-------- Items

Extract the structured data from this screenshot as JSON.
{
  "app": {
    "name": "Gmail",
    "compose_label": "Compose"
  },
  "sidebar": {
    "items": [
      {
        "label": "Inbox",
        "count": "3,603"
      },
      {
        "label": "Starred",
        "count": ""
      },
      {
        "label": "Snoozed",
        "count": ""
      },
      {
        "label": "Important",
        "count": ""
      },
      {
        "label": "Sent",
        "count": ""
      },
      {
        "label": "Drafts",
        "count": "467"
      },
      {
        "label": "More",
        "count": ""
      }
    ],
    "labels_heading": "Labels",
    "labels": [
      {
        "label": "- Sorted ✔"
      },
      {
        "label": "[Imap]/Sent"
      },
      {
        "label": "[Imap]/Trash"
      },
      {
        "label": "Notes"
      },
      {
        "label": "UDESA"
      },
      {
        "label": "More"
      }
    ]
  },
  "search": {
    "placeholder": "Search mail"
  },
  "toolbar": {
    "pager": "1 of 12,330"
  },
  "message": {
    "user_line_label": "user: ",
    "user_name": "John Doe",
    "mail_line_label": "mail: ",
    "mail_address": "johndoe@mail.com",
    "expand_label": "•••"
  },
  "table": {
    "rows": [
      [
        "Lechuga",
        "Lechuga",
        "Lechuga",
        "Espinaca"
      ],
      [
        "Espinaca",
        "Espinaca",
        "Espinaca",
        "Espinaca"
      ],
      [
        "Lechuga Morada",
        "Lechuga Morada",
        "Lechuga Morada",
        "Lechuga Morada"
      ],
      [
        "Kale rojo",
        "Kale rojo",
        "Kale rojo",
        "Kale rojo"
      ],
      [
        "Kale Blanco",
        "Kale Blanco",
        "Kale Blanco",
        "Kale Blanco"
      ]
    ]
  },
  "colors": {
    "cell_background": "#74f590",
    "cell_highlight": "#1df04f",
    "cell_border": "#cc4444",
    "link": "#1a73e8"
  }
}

----------------

**Given instruction**
Please quote every record above exactly as it appears.

**Output of the exercise**
Extract the structured data from this screenshot as JSON.
{
  "app": {
    "name": "Gmail",
    "compose_label": "Compose"
  },
  "sidebar": {
    "items": [
      {
        "label": "Inbox",
        "count": "3,603"
      },
      {
        "label": "Starred",
        "count": ""
      },
      {
        "label": "Snoozed",
        "count": ""
      },
      {
        "label": "Important",
        "count": ""
      },
      {
        "label": "Sent",
        "count": ""
      },
      {
        "label": "Drafts",
        "count": "467"
      },
      {
        "label": "More",
        "count": ""
      }
    ],
    "labels_heading": "Labels",
    "labels": [
      {
        "label": "- Sorted ✔"
      },
      {
        "label": "[Imap]/Sent"
      },
      {
        "label": "[Imap]/Trash"
      },
      {
        "label": "Notes"
      },
      {
        "label": "UDESA"
      },
      {
        "label": "More"
      }
    ]
  },
  "search": {
    "placeholder": "Search mail"
  },
  "toolbar": {
    "pager": "1 of 12,330"
  },
  "message": {
    "user_line_label": "user: ",
    "user_name": "John Doe",
    "mail_line_label": "mail: ",
    "mail_address": "johndoe@mail.com",
    "expand_label": "•••"
  },
  "table": {
    "rows": [
      [
        "Lechuga",
        "Lechuga",
        "Lechuga",
        "Espinaca"
      ],
      [
        "Espinaca",
        "Espinaca",
        "Espinaca",
        "Espinaca"
      ],
      [
        "Lechuga Morada",
        "Lechuga Morada",
        "Lechuga Morada",
        "Lechuga Morada"
      ],
      [
        "Kale rojo",
        "Kale rojo",
        "Kale rojo",
        "Kale rojo"
      ],
      [
        "Kale Blanco",
        "Kale Blanco",
        "Kale Blanco",
        "Kale Blanco"
      ]
    ]
  },
  "colors": {
    "cell_background": "#74f590",
    "cell_highlight": "#1df04f",
    "cell_border": "#cc4444",
    "link": "#1a73e8"
  }
}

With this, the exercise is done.